> [The problem]:
Please copy the items word for word, starting at the very beginning and ending with the line that contains "calendar-week-row: 9 Sunrise: 6:42", including that line.

::: Provided data :::

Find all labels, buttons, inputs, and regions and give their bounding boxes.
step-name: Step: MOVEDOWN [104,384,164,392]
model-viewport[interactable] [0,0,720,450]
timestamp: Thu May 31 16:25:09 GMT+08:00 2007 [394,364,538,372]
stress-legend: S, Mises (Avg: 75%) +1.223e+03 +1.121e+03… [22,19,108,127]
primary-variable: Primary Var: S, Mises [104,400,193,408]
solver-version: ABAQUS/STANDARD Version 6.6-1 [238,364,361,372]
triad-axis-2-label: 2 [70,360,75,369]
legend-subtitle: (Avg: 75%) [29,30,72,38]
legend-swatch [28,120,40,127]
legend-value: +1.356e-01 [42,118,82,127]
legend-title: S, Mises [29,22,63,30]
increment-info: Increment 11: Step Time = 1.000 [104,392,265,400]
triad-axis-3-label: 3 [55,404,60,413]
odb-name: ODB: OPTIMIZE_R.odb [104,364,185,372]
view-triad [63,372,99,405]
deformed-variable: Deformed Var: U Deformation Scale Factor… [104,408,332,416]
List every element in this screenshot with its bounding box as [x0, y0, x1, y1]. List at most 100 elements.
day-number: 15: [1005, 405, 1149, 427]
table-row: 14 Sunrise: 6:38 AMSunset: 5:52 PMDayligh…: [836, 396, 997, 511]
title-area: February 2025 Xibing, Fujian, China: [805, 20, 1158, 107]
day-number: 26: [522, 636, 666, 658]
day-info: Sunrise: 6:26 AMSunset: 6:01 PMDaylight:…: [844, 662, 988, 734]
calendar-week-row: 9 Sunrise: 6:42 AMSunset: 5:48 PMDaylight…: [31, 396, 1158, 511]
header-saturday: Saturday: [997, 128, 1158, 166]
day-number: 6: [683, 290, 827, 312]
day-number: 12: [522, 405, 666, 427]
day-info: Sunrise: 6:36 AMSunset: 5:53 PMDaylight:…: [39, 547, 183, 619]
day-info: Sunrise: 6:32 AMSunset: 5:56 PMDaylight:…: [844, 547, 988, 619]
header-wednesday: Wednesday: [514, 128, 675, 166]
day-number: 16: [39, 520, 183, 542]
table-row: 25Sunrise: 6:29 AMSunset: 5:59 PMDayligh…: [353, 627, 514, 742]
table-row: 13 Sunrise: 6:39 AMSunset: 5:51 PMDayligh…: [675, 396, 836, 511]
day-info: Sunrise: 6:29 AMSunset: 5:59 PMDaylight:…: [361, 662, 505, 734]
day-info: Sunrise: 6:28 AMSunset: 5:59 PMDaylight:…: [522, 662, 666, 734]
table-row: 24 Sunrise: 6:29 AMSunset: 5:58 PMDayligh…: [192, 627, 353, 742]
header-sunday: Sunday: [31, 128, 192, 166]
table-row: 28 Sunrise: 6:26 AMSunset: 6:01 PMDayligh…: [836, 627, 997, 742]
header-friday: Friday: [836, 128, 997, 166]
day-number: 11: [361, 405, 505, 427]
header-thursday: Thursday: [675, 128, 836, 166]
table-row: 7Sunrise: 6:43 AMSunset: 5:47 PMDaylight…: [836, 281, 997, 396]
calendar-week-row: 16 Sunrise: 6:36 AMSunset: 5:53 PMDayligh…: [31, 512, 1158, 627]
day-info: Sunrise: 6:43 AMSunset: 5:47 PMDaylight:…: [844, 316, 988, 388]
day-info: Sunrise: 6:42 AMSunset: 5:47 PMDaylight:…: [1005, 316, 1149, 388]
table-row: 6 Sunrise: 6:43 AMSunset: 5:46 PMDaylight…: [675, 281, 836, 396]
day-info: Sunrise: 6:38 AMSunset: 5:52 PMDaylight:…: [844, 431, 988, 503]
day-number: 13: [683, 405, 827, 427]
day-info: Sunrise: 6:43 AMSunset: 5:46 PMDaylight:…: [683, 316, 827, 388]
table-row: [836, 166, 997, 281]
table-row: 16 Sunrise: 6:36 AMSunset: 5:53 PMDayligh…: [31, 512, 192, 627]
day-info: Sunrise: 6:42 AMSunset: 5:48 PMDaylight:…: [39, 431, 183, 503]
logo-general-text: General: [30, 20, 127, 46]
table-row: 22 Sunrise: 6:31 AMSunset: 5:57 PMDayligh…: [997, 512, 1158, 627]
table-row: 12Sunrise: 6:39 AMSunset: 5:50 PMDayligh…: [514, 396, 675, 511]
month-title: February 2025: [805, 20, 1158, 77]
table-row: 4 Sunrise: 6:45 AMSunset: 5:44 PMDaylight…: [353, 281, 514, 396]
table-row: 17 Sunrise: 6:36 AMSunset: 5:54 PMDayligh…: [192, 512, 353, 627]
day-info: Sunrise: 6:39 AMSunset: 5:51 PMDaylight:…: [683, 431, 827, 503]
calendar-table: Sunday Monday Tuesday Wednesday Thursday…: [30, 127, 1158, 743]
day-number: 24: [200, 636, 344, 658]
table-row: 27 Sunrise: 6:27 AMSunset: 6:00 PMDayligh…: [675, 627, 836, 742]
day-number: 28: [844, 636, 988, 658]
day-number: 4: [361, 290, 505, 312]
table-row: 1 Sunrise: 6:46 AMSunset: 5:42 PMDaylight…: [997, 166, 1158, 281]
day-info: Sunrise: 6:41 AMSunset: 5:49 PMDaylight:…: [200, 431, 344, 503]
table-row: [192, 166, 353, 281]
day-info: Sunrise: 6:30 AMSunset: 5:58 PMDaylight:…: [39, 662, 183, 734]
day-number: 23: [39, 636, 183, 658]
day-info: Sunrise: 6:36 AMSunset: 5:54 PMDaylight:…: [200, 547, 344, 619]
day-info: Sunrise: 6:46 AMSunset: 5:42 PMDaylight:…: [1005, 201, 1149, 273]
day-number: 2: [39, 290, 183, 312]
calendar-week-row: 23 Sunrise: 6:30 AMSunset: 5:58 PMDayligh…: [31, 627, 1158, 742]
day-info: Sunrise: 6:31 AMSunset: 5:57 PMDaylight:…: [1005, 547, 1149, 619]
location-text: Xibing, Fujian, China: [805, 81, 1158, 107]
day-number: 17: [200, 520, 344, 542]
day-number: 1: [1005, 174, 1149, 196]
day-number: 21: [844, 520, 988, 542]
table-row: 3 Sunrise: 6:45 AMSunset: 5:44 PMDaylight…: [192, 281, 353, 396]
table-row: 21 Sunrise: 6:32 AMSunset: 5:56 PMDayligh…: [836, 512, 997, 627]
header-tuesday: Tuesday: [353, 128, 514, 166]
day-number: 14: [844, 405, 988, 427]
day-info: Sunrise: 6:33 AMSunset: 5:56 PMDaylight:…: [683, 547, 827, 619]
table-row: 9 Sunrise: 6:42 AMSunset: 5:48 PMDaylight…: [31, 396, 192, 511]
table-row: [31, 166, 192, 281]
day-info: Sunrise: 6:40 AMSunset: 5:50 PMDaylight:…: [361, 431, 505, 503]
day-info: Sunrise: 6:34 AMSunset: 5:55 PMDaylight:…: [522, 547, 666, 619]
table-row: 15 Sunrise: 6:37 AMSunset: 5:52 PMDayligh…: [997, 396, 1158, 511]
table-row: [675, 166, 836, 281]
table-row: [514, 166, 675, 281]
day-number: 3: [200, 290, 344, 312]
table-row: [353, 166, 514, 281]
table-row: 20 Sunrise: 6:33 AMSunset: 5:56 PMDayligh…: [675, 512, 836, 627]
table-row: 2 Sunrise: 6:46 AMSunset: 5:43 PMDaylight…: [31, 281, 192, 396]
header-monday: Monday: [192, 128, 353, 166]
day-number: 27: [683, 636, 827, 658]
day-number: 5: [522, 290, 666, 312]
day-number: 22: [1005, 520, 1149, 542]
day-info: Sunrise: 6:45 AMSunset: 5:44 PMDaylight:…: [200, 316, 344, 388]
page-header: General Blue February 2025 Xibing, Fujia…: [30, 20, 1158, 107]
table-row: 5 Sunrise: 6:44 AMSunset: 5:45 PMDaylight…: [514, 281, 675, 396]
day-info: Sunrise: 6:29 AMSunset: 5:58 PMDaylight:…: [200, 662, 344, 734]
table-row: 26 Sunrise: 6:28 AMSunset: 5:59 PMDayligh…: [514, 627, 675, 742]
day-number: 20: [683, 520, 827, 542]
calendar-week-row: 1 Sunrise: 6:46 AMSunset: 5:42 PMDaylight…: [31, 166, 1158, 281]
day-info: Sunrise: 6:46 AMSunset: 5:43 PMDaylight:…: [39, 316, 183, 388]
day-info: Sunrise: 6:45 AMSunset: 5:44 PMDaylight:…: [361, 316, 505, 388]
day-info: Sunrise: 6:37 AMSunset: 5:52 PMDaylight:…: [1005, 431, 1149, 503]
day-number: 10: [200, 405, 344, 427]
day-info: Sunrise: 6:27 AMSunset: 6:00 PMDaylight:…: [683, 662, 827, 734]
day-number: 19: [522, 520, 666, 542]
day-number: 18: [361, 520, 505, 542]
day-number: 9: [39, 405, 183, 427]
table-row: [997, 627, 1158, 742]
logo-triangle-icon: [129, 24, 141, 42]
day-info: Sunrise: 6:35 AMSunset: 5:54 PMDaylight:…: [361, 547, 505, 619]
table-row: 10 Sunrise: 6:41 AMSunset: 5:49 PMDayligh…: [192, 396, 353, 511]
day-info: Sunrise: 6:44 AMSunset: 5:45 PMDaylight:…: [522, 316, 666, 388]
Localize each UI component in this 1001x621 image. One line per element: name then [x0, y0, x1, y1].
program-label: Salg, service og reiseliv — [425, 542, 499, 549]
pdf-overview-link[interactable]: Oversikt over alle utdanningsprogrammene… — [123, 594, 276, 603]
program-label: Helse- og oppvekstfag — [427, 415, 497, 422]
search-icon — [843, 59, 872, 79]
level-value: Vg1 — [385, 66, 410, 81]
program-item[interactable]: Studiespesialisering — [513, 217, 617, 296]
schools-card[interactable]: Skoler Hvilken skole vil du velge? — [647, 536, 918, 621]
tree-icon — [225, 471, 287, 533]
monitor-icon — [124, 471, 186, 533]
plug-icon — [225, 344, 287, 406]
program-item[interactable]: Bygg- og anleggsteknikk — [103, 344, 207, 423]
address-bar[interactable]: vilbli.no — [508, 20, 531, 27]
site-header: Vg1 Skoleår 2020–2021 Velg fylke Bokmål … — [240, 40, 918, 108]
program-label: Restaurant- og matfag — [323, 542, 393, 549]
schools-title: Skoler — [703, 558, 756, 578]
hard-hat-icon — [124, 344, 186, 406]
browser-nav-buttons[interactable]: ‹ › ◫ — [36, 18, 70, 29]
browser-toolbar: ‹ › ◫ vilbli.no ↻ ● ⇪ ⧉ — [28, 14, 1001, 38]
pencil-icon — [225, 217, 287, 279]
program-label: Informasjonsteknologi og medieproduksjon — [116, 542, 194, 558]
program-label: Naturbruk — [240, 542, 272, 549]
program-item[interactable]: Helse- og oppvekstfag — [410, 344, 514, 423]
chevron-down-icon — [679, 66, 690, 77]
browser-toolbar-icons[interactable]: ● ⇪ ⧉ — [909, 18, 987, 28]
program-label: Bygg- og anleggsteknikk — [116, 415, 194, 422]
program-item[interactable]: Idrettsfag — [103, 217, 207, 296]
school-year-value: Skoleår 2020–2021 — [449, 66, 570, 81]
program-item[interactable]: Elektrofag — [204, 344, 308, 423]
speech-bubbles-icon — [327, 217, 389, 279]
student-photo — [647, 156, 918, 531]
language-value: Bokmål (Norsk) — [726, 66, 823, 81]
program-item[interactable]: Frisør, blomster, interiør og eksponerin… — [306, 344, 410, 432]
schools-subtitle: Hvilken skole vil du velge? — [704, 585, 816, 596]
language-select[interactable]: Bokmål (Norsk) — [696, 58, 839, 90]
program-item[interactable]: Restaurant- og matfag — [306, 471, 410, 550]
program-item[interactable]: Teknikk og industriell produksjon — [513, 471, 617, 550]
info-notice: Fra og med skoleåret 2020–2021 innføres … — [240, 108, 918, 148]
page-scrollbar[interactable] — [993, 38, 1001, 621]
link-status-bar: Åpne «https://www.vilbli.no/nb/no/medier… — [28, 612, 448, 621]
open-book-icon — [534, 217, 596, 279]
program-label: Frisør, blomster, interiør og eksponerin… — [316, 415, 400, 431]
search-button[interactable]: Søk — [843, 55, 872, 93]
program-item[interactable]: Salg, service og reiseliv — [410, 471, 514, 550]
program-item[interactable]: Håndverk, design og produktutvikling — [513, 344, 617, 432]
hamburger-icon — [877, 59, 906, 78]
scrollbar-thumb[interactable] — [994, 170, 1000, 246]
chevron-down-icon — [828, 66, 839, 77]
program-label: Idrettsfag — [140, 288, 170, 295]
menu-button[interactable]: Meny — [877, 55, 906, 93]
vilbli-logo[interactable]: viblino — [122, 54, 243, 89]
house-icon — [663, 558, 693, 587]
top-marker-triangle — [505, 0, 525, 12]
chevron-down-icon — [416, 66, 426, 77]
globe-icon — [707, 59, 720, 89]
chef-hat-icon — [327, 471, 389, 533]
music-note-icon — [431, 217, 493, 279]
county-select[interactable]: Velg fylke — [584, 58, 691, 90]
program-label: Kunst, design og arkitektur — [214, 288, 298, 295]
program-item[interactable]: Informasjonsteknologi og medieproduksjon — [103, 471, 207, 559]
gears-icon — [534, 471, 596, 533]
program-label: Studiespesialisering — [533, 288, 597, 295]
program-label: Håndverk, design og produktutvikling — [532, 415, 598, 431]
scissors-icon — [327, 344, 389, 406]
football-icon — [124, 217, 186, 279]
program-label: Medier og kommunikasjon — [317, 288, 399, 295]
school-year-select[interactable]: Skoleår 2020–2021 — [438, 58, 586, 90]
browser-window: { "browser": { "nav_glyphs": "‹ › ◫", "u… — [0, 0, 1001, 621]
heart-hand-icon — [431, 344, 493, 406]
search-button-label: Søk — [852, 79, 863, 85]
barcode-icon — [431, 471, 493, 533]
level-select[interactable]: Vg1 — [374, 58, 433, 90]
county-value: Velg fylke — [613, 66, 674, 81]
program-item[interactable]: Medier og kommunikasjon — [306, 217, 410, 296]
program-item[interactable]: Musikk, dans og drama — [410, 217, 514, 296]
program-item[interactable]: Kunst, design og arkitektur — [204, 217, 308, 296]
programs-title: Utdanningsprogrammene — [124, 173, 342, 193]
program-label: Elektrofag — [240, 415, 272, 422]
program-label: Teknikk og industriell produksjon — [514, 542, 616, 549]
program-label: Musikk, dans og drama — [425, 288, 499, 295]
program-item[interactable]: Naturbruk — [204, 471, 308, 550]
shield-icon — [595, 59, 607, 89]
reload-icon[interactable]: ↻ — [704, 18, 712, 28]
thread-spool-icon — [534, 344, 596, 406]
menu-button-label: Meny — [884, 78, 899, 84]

:::

> [Task result]:
Find all labels, buttons, inputs, and regions and give their bounding boxes.
step-name: Step: MOVEDOWN [104,384,164,392]
model-viewport[interactable] [0,0,720,450]
timestamp: Thu May 31 16:25:09 GMT+08:00 2007 [394,364,538,372]
stress-legend: S, Mises (Avg: 75%) +1.223e+03 +1.121e+03… [22,19,108,127]
primary-variable: Primary Var: S, Mises [104,400,193,408]
solver-version: ABAQUS/STANDARD Version 6.6-1 [238,364,361,372]
triad-axis-2-label: 2 [70,360,75,369]
legend-subtitle: (Avg: 75%) [29,30,72,38]
legend-swatch [28,120,40,127]
legend-value: +1.356e-01 [42,118,82,127]
legend-title: S, Mises [29,22,63,30]
increment-info: Increment 11: Step Time = 1.000 [104,392,265,400]
triad-axis-3-label: 3 [55,404,60,413]
odb-name: ODB: OPTIMIZE_R.odb [104,364,185,372]
view-triad [63,372,99,405]
deformed-variable: Deformed Var: U Deformation Scale Factor… [104,408,332,416]
List every element in this screenshot with its bounding box as [x0, y0, x1, y1]. List at most 100 elements.
day-number: 15: [1005, 405, 1149, 427]
table-row: 14 Sunrise: 6:38 AMSunset: 5:52 PMDayligh…: [836, 396, 997, 511]
title-area: February 2025 Xibing, Fujian, China: [805, 20, 1158, 107]
day-number: 26: [522, 636, 666, 658]
day-info: Sunrise: 6:26 AMSunset: 6:01 PMDaylight:…: [844, 662, 988, 734]
calendar-week-row: 9 Sunrise: 6:42 AMSunset: 5:48 PMDaylight…: [31, 396, 1158, 511]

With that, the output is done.